'''
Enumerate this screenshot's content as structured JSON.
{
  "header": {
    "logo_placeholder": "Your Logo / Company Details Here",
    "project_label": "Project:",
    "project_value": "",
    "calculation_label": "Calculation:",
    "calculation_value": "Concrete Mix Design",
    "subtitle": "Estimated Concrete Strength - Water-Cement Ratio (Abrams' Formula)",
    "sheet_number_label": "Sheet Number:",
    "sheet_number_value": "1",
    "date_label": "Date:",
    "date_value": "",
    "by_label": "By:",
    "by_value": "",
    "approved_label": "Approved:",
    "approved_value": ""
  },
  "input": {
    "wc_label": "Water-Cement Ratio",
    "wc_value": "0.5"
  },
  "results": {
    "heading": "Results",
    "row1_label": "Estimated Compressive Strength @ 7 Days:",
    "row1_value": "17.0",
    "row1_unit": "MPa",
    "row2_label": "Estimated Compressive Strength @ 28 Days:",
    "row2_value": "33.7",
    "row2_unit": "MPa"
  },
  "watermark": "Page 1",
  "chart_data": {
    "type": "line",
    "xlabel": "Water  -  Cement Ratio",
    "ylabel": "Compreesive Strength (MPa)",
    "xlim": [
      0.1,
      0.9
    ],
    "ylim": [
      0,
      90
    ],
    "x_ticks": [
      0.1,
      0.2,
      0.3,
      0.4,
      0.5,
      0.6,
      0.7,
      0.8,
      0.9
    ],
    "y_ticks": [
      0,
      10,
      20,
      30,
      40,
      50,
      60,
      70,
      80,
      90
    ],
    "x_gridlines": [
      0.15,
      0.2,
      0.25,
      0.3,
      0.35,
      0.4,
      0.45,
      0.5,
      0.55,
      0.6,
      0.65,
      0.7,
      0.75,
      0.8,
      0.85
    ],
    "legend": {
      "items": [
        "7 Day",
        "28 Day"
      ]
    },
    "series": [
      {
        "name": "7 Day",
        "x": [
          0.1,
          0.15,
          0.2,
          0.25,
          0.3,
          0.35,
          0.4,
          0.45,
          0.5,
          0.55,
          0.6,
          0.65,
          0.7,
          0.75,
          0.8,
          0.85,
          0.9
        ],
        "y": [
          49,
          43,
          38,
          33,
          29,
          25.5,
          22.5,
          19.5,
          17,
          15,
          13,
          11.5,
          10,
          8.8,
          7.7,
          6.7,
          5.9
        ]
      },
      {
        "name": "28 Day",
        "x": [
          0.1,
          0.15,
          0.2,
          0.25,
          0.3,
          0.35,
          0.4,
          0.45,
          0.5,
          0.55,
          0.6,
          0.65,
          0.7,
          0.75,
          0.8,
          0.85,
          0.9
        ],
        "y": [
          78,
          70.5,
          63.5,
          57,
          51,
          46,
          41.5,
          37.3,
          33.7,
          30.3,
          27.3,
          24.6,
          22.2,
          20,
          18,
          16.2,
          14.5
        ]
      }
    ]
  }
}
'''
TASK DIRECTIONS:
From the listing above, reproduce all the lines exactly.

IN RESPONSE:
Enumerate this screenshot's content as structured JSON.
{
  "header": {
    "logo_placeholder": "Your Logo / Company Details Here",
    "project_label": "Project:",
    "project_value": "",
    "calculation_label": "Calculation:",
    "calculation_value": "Concrete Mix Design",
    "subtitle": "Estimated Concrete Strength - Water-Cement Ratio (Abrams' Formula)",
    "sheet_number_label": "Sheet Number:",
    "sheet_number_value": "1",
    "date_label": "Date:",
    "date_value": "",
    "by_label": "By:",
    "by_value": "",
    "approved_label": "Approved:",
    "approved_value": ""
  },
  "input": {
    "wc_label": "Water-Cement Ratio",
    "wc_value": "0.5"
  },
  "results": {
    "heading": "Results",
    "row1_label": "Estimated Compressive Strength @ 7 Days:",
    "row1_value": "17.0",
    "row1_unit": "MPa",
    "row2_label": "Estimated Compressive Strength @ 28 Days:",
    "row2_value": "33.7",
    "row2_unit": "MPa"
  },
  "watermark": "Page 1",
  "chart_data": {
    "type": "line",
    "xlabel": "Water  -  Cement Ratio",
    "ylabel": "Compreesive Strength (MPa)",
    "xlim": [
      0.1,
      0.9
    ],
    "ylim": [
      0,
      90
    ],
    "x_ticks": [
      0.1,
      0.2,
      0.3,
      0.4,
      0.5,
      0.6,
      0.7,
      0.8,
      0.9
    ],
    "y_ticks": [
      0,
      10,
      20,
      30,
      40,
      50,
      60,
      70,
      80,
      90
    ],
    "x_gridlines": [
      0.15,
      0.2,
      0.25,
      0.3,
      0.35,
      0.4,
      0.45,
      0.5,
      0.55,
      0.6,
      0.65,
      0.7,
      0.75,
      0.8,
      0.85
    ],
    "legend": {
      "items": [
        "7 Day",
        "28 Day"
      ]
    },
    "series": [
      {
        "name": "7 Day",
        "x": [
          0.1,
          0.15,
          0.2,
          0.25,
          0.3,
          0.35,
          0.4,
          0.45,
          0.5,
          0.55,
          0.6,
          0.65,
          0.7,
          0.75,
          0.8,
          0.85,
          0.9
        ],
        "y": [
          49,
          43,
          38,
          33,
          29,
          25.5,
          22.5,
          19.5,
          17,
          15,
          13,
          11.5,
          10,
          8.8,
          7.7,
          6.7,
          5.9
        ]
      },
      {
        "name": "28 Day",
        "x": [
          0.1,
          0.15,
          0.2,
          0.25,
          0.3,
          0.35,
          0.4,
          0.45,
          0.5,
          0.55,
          0.6,
          0.65,
          0.7,
          0.75,
          0.8,
          0.85,
          0.9
        ],
        "y": [
          78,
          70.5,
          63.5,
          57,
          51,
          46,
          41.5,
          37.3,
          33.7,
          30.3,
          27.3,
          24.6,
          22.2,
          20,
          18,
          16.2,
          14.5
        ]
      }
    ]
  }
}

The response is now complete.